──────── Dataset rows
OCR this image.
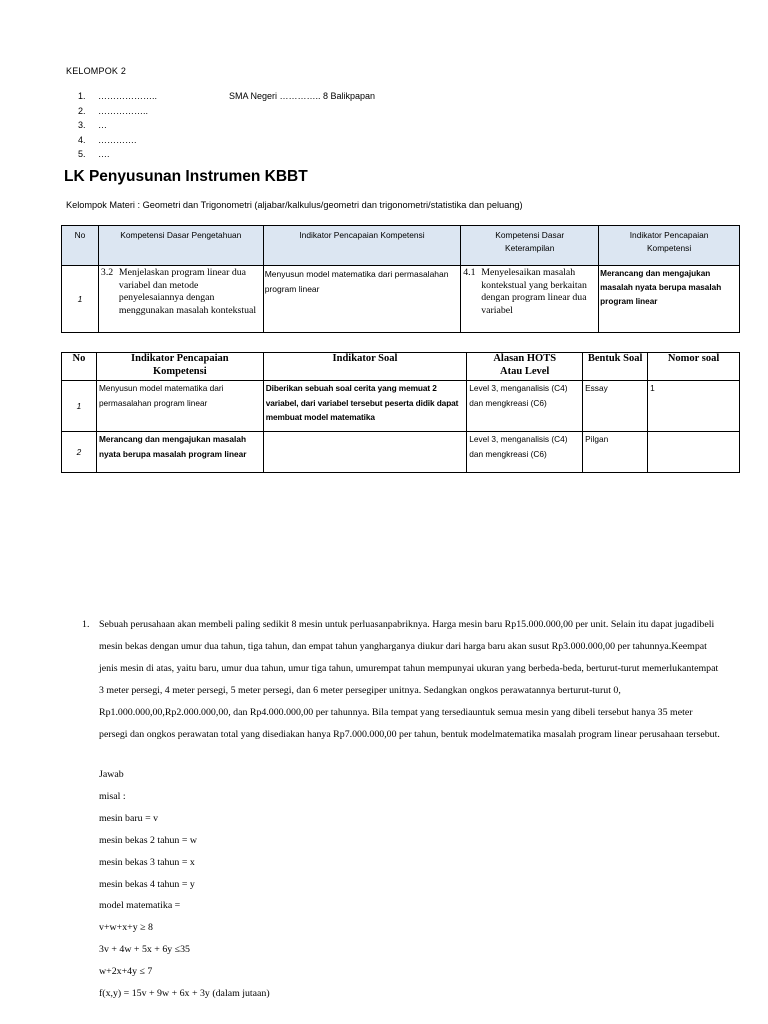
KELOMPOK 2
1. ………………..
2. ……………..
3. …
4. ………….
5. ….
SMA Negeri ………….. 8 Balikpapan
LK Penyusunan Instrumen KBBT
Kelompok Materi : Geometri dan Trigonometri (aljabar/kalkulus/geometri dan trigonometri/statistika dan peluang)
No	Kompetensi Dasar Pengetahuan	Indikator Pencapaian Kompetensi	Kompetensi Dasar Keterampilan	Indikator Pencapaian Kompetensi
1	3.2 Menjelaskan program linear dua variabel dan metode penyelesaiannya dengan menggunakan masalah kontekstual	Menyusun model matematika dari permasalahan program linear	4.1 Menyelesaikan masalah kontekstual yang berkaitan dengan program linear dua variabel	Merancang dan mengajukan masalah nyata berupa masalah program linear
No	Indikator Pencapaian Kompetensi	Indikator Soal	Alasan HOTS Atau Level	Bentuk Soal	Nomor soal
1	Menyusun model matematika dari permasalahan program linear	Diberikan sebuah soal cerita yang memuat 2 variabel, dari variabel tersebut peserta didik dapat membuat model matematika	Level 3, menganalisis (C4) dan mengkreasi (C6)	Essay	1
2	Merancang dan mengajukan masalah nyata berupa masalah program linear		Level 3, menganalisis (C4) dan mengkreasi (C6)	Pilgan	
1. Sebuah perusahaan akan membeli paling sedikit 8 mesin untuk perluasanpabriknya. Harga mesin baru Rp15.000.000,00 per unit. Selain itu dapat jugadibeli mesin bekas dengan umur dua tahun, tiga tahun, dan empat tahun yangharganya diukur dari harga baru akan susut Rp3.000.000,00 per tahunnya.Keempat jenis mesin di atas, yaitu baru, umur dua tahun, umur tiga tahun, umurempat tahun mempunyai ukuran yang berbeda-beda, berturut-turut memerlukantempat 3 meter persegi, 4 meter persegi, 5 meter persegi, dan 6 meter persegiper unitnya. Sedangkan ongkos perawatannya berturut-turut 0, Rp1.000.000,00,Rp2.000.000,00, dan Rp4.000.000,00 per tahunnya. Bila tempat yang tersediauntuk semua mesin yang dibeli tersebut hanya 35 meter persegi dan ongkos perawatan total yang disediakan hanya Rp7.000.000,00 per tahun, bentuk modelmatematika masalah program linear perusahaan tersebut.
Jawab
misal :
mesin baru = v
mesin bekas 2 tahun = w
mesin bekas 3 tahun = x
mesin bekas 4 tahun = y
model matematika =
v+w+x+y ≥ 8
3v + 4w + 5x + 6y ≤35
w+2x+4y ≤ 7
f(x,y) = 15v + 9w + 6x + 3y (dalam jutaan)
────────────────
#### Work to do
Pull every line containing "soal" out of the records.

#### Output of the exercise
No	Indikator Pencapaian Kompetensi	Indikator Soal	Alasan HOTS Atau Level	Bentuk Soal	Nomor soal
1	Menyusun model matematika dari permasalahan program linear	Diberikan sebuah soal cerita yang memuat 2 variabel, dari variabel tersebut peserta didik dapat membuat model matematika	Level 3, menganalisis (C4) dan mengkreasi (C6)	Essay	1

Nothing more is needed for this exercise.